■ **Exercise aim**:
Read the listing and extract each line that includes the word "from".

** START Excerpted records **

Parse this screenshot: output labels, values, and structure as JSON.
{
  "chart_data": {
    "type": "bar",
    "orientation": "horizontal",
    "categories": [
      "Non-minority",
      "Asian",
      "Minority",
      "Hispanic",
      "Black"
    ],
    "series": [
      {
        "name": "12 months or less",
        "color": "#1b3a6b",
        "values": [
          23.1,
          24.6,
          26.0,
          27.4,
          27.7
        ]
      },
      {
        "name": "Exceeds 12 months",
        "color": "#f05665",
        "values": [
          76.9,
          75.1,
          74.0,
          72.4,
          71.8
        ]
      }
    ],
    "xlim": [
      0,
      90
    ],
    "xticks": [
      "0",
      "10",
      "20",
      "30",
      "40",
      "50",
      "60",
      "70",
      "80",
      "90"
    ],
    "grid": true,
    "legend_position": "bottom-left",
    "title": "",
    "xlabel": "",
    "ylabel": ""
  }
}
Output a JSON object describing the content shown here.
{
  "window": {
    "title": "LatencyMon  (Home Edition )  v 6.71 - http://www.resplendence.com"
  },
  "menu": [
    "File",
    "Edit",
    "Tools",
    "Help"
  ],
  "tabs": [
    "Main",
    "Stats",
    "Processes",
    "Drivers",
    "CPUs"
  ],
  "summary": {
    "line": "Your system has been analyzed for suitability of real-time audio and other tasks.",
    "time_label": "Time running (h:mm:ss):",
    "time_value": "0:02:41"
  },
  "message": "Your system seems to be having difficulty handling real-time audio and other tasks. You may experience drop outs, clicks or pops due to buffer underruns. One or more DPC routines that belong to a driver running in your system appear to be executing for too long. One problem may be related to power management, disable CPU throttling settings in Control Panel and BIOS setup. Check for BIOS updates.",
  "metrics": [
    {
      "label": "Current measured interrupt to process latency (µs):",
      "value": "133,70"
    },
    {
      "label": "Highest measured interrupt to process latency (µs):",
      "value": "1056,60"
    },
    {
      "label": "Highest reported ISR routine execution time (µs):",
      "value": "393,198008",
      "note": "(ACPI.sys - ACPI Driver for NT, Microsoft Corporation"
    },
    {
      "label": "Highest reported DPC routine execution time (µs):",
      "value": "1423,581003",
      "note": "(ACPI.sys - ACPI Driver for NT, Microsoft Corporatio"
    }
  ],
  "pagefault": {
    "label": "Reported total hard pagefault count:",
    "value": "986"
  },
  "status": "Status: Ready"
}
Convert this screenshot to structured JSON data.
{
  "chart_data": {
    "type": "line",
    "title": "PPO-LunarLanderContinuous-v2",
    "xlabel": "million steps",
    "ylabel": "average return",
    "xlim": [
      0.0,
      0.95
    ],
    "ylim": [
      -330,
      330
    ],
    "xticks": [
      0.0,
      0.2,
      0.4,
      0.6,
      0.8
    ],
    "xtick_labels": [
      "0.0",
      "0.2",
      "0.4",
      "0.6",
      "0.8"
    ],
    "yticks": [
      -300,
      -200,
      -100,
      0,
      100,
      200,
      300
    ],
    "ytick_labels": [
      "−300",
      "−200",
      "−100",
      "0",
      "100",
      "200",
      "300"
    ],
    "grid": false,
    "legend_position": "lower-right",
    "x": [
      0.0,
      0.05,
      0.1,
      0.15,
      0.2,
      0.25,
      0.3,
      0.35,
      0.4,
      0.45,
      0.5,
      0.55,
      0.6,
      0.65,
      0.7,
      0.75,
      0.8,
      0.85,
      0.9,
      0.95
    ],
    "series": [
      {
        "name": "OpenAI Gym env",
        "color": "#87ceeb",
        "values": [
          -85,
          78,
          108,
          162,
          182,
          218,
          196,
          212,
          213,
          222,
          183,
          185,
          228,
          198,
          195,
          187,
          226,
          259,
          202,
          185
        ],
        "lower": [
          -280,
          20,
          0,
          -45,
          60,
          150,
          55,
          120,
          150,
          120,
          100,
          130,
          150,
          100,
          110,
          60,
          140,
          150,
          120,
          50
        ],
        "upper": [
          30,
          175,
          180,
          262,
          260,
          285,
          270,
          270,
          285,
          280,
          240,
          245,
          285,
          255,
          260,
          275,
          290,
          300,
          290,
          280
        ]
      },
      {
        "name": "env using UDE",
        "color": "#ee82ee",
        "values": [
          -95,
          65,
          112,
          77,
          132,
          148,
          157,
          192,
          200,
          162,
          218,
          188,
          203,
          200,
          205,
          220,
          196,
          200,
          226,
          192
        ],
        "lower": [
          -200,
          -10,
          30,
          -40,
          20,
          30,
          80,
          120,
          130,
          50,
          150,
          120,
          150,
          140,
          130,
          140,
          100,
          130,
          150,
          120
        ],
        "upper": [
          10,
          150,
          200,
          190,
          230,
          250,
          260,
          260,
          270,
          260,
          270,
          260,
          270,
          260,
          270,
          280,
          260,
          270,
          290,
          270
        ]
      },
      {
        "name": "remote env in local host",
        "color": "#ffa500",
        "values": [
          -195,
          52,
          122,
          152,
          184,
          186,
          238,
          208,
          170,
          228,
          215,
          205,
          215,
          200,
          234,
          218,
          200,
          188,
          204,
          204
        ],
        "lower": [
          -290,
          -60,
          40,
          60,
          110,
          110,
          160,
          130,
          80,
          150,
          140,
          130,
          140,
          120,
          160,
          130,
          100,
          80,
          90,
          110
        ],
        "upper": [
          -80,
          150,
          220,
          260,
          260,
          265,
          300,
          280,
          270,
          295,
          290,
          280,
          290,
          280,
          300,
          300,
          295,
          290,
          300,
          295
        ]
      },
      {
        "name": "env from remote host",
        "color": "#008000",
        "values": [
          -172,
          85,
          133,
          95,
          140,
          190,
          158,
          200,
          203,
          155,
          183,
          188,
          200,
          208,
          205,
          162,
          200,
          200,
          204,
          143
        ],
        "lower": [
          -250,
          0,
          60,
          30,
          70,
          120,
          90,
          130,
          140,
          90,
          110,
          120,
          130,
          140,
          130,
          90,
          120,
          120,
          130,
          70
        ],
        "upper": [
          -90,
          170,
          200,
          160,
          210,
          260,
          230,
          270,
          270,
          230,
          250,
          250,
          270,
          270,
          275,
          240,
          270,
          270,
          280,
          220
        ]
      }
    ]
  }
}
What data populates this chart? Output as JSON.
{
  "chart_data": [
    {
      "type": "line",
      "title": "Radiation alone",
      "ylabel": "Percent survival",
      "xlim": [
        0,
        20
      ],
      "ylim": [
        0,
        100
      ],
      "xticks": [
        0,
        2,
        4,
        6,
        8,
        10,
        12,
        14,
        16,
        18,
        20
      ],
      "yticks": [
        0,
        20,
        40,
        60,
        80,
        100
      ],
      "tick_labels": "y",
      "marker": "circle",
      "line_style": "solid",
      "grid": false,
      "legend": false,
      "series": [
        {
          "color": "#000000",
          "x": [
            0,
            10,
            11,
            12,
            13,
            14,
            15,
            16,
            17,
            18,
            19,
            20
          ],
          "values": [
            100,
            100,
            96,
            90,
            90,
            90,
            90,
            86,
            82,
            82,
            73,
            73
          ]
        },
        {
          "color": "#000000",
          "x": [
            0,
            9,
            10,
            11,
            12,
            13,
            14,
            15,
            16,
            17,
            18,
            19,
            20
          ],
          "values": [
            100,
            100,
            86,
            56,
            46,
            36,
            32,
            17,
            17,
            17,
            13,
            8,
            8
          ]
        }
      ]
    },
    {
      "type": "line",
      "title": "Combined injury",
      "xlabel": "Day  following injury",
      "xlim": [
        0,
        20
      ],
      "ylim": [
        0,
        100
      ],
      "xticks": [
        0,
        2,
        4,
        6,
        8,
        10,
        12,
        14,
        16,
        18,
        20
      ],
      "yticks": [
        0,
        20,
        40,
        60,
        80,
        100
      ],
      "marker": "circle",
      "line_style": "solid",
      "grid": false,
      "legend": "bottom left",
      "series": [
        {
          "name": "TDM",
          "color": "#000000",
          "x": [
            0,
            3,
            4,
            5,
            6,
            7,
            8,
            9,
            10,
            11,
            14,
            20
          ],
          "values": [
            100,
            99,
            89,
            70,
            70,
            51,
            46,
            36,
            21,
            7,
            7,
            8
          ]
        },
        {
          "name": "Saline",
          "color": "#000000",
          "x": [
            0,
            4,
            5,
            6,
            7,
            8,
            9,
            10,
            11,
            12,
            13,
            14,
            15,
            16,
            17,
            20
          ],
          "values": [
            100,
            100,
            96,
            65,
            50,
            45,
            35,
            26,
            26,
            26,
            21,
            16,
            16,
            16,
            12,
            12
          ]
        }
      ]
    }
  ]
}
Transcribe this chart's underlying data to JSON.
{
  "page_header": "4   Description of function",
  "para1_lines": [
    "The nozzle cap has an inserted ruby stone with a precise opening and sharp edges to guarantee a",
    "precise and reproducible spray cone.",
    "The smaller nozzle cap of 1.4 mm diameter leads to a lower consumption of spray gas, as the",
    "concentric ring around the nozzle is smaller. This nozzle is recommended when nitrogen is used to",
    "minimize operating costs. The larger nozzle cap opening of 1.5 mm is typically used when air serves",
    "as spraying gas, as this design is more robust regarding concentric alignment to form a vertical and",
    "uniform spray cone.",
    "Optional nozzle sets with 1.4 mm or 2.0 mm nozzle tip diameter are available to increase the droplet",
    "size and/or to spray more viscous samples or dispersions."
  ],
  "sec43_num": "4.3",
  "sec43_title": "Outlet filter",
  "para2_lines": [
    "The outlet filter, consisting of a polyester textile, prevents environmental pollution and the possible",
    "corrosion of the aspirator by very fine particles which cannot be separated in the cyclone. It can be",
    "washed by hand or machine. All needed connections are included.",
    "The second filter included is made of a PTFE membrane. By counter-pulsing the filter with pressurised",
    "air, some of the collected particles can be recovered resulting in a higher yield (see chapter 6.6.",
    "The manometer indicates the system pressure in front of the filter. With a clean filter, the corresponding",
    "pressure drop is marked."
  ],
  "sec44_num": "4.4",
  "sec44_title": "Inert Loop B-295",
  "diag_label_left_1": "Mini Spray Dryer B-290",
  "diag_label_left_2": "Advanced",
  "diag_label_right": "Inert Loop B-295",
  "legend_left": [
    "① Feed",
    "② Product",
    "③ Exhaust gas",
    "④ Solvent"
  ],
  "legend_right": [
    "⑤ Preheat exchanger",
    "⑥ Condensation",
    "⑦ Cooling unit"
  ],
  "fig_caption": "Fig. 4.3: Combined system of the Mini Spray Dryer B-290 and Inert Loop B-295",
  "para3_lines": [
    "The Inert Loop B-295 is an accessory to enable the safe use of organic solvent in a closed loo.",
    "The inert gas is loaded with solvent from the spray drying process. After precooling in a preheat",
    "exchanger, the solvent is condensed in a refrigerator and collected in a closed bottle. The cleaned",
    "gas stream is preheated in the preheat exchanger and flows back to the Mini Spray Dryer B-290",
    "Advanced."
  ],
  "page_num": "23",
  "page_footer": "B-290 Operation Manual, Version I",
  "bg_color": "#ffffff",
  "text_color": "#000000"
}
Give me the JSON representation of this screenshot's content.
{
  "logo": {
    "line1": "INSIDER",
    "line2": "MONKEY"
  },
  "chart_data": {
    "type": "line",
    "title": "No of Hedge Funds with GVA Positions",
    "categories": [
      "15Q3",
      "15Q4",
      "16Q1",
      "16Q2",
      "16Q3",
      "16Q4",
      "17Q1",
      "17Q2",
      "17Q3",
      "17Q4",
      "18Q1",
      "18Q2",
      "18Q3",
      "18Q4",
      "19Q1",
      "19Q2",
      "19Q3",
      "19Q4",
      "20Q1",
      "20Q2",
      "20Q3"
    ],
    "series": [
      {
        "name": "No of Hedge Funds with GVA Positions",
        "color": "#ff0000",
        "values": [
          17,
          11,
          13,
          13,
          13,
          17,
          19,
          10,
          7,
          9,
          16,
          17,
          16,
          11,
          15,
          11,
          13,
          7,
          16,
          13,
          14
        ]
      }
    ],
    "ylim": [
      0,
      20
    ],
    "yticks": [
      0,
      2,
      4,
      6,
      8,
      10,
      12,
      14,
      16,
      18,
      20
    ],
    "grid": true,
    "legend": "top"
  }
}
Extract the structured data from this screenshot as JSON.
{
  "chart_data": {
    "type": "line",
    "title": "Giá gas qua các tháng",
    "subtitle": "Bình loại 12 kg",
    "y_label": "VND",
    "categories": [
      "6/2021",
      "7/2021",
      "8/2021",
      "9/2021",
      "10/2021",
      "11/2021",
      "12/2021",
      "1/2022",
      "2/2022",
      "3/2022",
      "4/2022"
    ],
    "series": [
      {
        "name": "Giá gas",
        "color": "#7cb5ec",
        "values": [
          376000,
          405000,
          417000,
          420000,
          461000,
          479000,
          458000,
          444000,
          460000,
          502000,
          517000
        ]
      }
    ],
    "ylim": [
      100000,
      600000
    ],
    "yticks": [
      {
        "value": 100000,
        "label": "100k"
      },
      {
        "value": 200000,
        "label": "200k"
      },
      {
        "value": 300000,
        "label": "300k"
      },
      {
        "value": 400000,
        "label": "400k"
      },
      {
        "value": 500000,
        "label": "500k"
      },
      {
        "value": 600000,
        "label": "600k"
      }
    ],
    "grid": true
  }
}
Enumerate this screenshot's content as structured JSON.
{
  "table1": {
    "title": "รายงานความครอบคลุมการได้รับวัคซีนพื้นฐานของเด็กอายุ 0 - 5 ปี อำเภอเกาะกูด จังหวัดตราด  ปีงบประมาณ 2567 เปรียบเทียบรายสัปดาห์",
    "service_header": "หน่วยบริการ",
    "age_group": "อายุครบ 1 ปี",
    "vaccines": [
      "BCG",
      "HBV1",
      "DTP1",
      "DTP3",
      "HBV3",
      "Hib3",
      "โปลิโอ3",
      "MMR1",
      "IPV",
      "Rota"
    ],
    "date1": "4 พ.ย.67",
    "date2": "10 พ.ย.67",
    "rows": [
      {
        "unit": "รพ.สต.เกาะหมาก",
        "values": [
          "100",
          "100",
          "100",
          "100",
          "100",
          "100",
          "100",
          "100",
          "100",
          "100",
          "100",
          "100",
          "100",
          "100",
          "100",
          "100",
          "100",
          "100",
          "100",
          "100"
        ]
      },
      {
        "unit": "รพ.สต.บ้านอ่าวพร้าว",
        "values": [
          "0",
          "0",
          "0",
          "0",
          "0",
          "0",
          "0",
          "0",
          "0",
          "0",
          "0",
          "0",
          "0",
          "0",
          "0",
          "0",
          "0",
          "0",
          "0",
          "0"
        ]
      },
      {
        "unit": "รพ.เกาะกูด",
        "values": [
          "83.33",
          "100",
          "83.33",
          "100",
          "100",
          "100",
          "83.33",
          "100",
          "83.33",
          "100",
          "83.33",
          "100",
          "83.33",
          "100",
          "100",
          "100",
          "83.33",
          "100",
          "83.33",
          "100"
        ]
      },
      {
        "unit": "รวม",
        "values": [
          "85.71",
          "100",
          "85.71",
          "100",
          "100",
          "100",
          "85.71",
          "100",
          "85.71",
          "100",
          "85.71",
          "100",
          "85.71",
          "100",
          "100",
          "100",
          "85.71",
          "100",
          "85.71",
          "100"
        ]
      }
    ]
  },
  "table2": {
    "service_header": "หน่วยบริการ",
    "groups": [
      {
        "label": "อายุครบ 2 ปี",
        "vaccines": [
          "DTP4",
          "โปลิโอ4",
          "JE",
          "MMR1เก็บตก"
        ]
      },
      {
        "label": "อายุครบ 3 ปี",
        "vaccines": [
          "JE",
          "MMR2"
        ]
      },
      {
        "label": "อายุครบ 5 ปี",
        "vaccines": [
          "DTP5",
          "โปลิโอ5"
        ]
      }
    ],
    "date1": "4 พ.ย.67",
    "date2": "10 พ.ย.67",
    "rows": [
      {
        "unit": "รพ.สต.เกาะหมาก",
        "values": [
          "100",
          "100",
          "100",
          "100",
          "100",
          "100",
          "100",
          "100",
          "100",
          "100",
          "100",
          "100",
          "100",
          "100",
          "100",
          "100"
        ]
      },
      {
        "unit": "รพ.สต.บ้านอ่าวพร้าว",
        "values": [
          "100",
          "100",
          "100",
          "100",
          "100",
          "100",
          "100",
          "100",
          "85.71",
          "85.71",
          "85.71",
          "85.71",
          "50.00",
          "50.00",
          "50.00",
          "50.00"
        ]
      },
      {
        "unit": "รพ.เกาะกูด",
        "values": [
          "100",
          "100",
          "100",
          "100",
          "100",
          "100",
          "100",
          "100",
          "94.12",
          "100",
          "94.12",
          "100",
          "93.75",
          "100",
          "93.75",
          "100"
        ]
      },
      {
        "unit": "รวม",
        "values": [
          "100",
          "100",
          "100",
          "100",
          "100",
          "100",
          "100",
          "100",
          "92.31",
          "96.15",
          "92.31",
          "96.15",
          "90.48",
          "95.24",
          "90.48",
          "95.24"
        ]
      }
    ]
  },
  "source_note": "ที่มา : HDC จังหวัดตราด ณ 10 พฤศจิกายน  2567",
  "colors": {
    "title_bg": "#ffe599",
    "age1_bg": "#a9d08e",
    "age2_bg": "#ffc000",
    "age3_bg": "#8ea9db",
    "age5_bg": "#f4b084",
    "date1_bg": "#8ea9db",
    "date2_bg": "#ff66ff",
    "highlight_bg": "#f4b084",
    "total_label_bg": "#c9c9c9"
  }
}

** END Excerpted records **

■ **Written reply**:
        "name": "env from remote host",
    "The inert gas is loaded with solvent from the spray drying process. After precooling in a preheat",
Extract the structured data from this screenshot as JSON.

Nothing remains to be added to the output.